● **Record excerpts**
::::::::::

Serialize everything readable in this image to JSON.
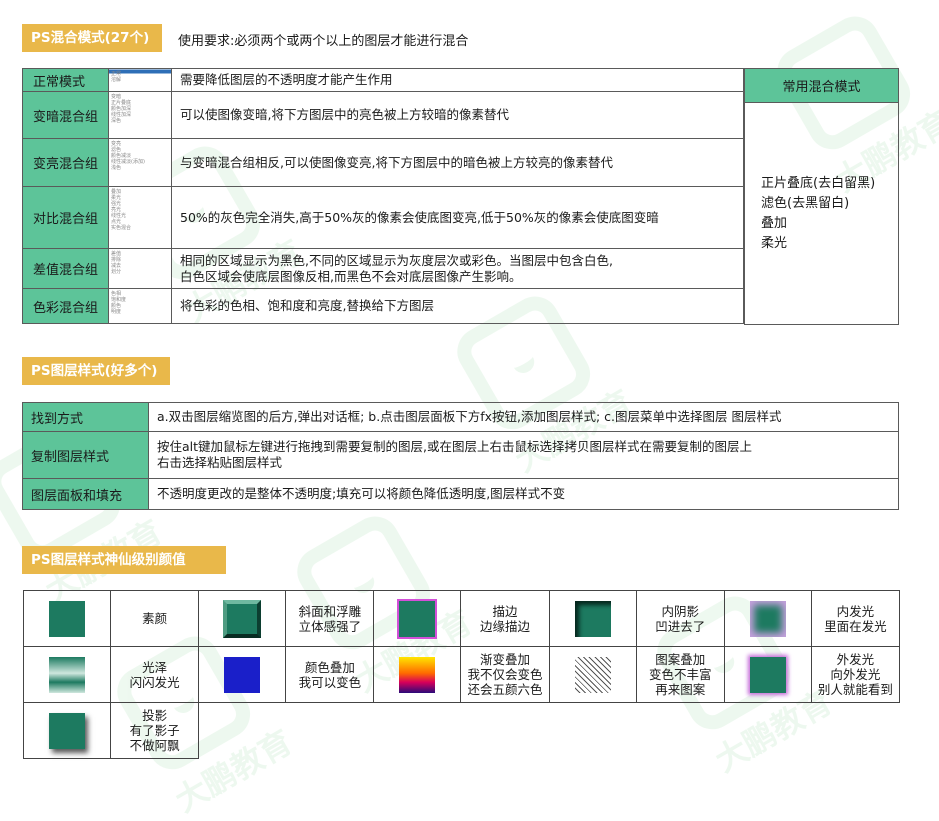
{
  "watermark": {
    "text": "大鹏教育"
  },
  "section1": {
    "title": "PS混合模式(27个)",
    "requirement": "使用要求:必须两个或两个以上的图层才能进行混合",
    "rows": [
      {
        "name": "正常模式",
        "thumb": [
          "正常",
          "溶解"
        ],
        "desc": "需要降低图层的不透明度才能产生作用"
      },
      {
        "name": "变暗混合组",
        "thumb": [
          "变暗",
          "正片叠底",
          "颜色加深",
          "线性加深",
          "深色"
        ],
        "desc": "可以使图像变暗,将下方图层中的亮色被上方较暗的像素替代"
      },
      {
        "name": "变亮混合组",
        "thumb": [
          "变亮",
          "滤色",
          "颜色减淡",
          "线性减淡(添加)",
          "浅色"
        ],
        "desc": "与变暗混合组相反,可以使图像变亮,将下方图层中的暗色被上方较亮的像素替代"
      },
      {
        "name": "对比混合组",
        "thumb": [
          "叠加",
          "柔光",
          "强光",
          "亮光",
          "线性光",
          "点光",
          "实色混合"
        ],
        "desc": "50%的灰色完全消失,高于50%灰的像素会使底图变亮,低于50%灰的像素会使底图变暗"
      },
      {
        "name": "差值混合组",
        "thumb": [
          "差值",
          "排除",
          "减去",
          "划分"
        ],
        "desc_line1": "相同的区域显示为黑色,不同的区域显示为灰度层次或彩色。当图层中包含白色,",
        "desc_line2": "白色区域会使底层图像反相,而黑色不会对底层图像产生影响。"
      },
      {
        "name": "色彩混合组",
        "thumb": [
          "色相",
          "饱和度",
          "颜色",
          "明度"
        ],
        "desc": "将色彩的色相、饱和度和亮度,替换给下方图层"
      }
    ],
    "side": {
      "title": "常用混合模式",
      "items": [
        "正片叠底(去白留黑)",
        "滤色(去黑留白)",
        "叠加",
        "柔光"
      ]
    }
  },
  "section2": {
    "title": "PS图层样式(好多个)",
    "rows": [
      {
        "name": "找到方式",
        "desc": "a.双击图层缩览图的后方,弹出对话框; b.点击图层面板下方fx按钮,添加图层样式; c.图层菜单中选择图层 图层样式"
      },
      {
        "name": "复制图层样式",
        "desc_line1": "按住alt键加鼠标左键进行拖拽到需要复制的图层,或在图层上右击鼠标选择拷贝图层样式在需要复制的图层上",
        "desc_line2": "右击选择粘贴图层样式"
      },
      {
        "name": "图层面板和填充",
        "desc": "不透明度更改的是整体不透明度;填充可以将颜色降低透明度,图层样式不变"
      }
    ]
  },
  "section3": {
    "title": "PS图层样式神仙级别颜值",
    "effects": [
      {
        "icon": "plain-swatch-icon",
        "l1": "素颜",
        "l2": ""
      },
      {
        "icon": "bevel-swatch-icon",
        "l1": "斜面和浮雕",
        "l2": "立体感强了"
      },
      {
        "icon": "stroke-swatch-icon",
        "l1": "描边",
        "l2": "边缘描边"
      },
      {
        "icon": "inner-shadow-swatch-icon",
        "l1": "内阴影",
        "l2": "凹进去了"
      },
      {
        "icon": "inner-glow-swatch-icon",
        "l1": "内发光",
        "l2": "里面在发光"
      },
      {
        "icon": "satin-swatch-icon",
        "l1": "光泽",
        "l2": "闪闪发光"
      },
      {
        "icon": "color-overlay-swatch-icon",
        "l1": "颜色叠加",
        "l2": "我可以变色"
      },
      {
        "icon": "gradient-overlay-swatch-icon",
        "l1": "渐变叠加",
        "l2": "我不仅会变色",
        "l3": "还会五颜六色"
      },
      {
        "icon": "pattern-overlay-swatch-icon",
        "l1": "图案叠加",
        "l2": "变色不丰富",
        "l3": "再来图案"
      },
      {
        "icon": "outer-glow-swatch-icon",
        "l1": "外发光",
        "l2": "向外发光",
        "l3": "别人就能看到"
      },
      {
        "icon": "drop-shadow-swatch-icon",
        "l1": "投影",
        "l2": "有了影子",
        "l3": "不做阿飘"
      }
    ]
  },
  "colors": {
    "accent": "#e9b84a",
    "green": "#5dc499",
    "swatch": "#1d7a60",
    "watermark": "#5cc46a"
  }
}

::::::::::

● **Set problem**
Which lines of the material contain the string "glow"? List each of them.

● **Final result**
        "icon": "inner-glow-swatch-icon",
        "icon": "outer-glow-swatch-icon",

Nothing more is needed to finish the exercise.